Что нужно сделать
В каком городе, согласно отрывку об осени Пражской весны, был расквартирован полк, которому принадлежал учебный взвод?

Отрывок из источника
+ + + + +

Все тексты   (www.monitor-em.narod.ru/index3.htm) monitor49@mail.ru       Ханов Олег Алексеевич

Осень Пражской весны.

 

22 июля 1968 года я был призван в Советскую армию. Через некоторое время меня направили в Южную группу войск. Учебный взвод, в котором я оказался, принадлежал полку, расквартированному в г.Текель, в 30-ти километрах от Будапешта.

 

20-го августа, вечером, все уже знали - завтра начнется война. В порядке подготовки к походу на Чехословакию, на всю боевую технику наносили крупные белые кресты и полосы, чтобы в случае столкновений отличить ее от точно такой же техники советского производства, состоящей на вооружении «вражеской» армии. Командиры наставляли своих солдат, ставили цели и задачи. Жены офицеров, жившие здесь же, в военном городке, плакали. Где-то духовой оркестр играл "Прощание славянки". ...

+ + + + +

Фрагменты строк
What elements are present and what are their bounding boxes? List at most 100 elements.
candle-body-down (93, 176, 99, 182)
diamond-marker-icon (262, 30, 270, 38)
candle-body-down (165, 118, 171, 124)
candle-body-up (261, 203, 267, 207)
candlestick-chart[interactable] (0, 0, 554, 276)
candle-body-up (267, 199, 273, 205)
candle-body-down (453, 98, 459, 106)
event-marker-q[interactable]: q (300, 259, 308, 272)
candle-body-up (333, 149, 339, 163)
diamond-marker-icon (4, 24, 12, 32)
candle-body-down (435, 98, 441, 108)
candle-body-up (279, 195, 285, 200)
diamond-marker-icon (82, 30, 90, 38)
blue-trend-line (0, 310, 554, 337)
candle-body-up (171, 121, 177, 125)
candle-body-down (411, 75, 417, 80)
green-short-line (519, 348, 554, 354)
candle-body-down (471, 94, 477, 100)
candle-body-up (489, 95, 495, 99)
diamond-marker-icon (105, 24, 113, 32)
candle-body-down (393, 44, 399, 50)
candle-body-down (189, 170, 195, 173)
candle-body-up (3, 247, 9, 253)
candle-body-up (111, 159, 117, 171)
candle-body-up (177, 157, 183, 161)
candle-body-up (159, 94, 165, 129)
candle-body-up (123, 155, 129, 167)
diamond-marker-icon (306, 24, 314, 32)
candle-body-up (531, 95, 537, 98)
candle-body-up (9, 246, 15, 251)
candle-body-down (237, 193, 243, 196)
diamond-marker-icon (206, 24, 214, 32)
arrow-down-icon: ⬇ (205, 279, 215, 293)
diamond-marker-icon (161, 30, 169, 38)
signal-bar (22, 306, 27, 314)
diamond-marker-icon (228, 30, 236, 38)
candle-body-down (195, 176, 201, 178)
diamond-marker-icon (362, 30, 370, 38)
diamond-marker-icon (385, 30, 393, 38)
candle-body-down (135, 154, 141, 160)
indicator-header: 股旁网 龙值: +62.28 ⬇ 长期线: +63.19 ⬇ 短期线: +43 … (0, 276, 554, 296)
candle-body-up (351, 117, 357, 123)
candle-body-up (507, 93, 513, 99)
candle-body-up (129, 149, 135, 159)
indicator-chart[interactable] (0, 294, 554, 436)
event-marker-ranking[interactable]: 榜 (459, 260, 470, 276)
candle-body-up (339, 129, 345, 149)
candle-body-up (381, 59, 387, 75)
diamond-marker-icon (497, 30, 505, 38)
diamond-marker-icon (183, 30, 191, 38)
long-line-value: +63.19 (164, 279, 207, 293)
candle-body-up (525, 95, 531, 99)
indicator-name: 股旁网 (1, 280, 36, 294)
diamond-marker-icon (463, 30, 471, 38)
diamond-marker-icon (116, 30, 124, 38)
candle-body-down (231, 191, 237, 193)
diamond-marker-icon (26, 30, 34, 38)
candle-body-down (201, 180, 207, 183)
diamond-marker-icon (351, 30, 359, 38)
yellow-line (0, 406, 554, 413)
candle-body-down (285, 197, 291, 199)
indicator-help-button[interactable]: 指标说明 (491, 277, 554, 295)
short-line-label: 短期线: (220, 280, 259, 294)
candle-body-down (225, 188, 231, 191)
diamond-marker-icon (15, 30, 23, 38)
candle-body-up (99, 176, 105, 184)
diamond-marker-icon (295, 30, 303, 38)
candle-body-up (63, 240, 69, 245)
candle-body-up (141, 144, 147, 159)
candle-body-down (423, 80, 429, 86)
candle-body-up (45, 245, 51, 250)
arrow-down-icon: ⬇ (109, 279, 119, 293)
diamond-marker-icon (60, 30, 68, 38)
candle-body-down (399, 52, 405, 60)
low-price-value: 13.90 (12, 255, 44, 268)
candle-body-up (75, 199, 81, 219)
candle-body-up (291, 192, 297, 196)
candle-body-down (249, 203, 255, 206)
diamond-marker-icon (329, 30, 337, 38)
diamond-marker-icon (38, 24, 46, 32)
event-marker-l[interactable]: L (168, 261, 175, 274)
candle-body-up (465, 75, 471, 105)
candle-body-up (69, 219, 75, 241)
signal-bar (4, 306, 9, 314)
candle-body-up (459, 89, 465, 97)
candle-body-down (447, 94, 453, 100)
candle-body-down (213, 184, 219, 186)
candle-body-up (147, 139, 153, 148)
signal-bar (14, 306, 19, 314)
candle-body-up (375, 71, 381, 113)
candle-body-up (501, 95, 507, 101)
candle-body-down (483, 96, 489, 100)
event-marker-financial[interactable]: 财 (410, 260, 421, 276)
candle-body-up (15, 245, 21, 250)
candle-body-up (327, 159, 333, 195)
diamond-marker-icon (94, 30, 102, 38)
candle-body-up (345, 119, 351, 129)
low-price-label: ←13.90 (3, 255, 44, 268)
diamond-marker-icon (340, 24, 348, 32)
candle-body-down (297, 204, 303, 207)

+ + + + +

Решение задания
В городе Текель, в 30 километрах от Будапешта.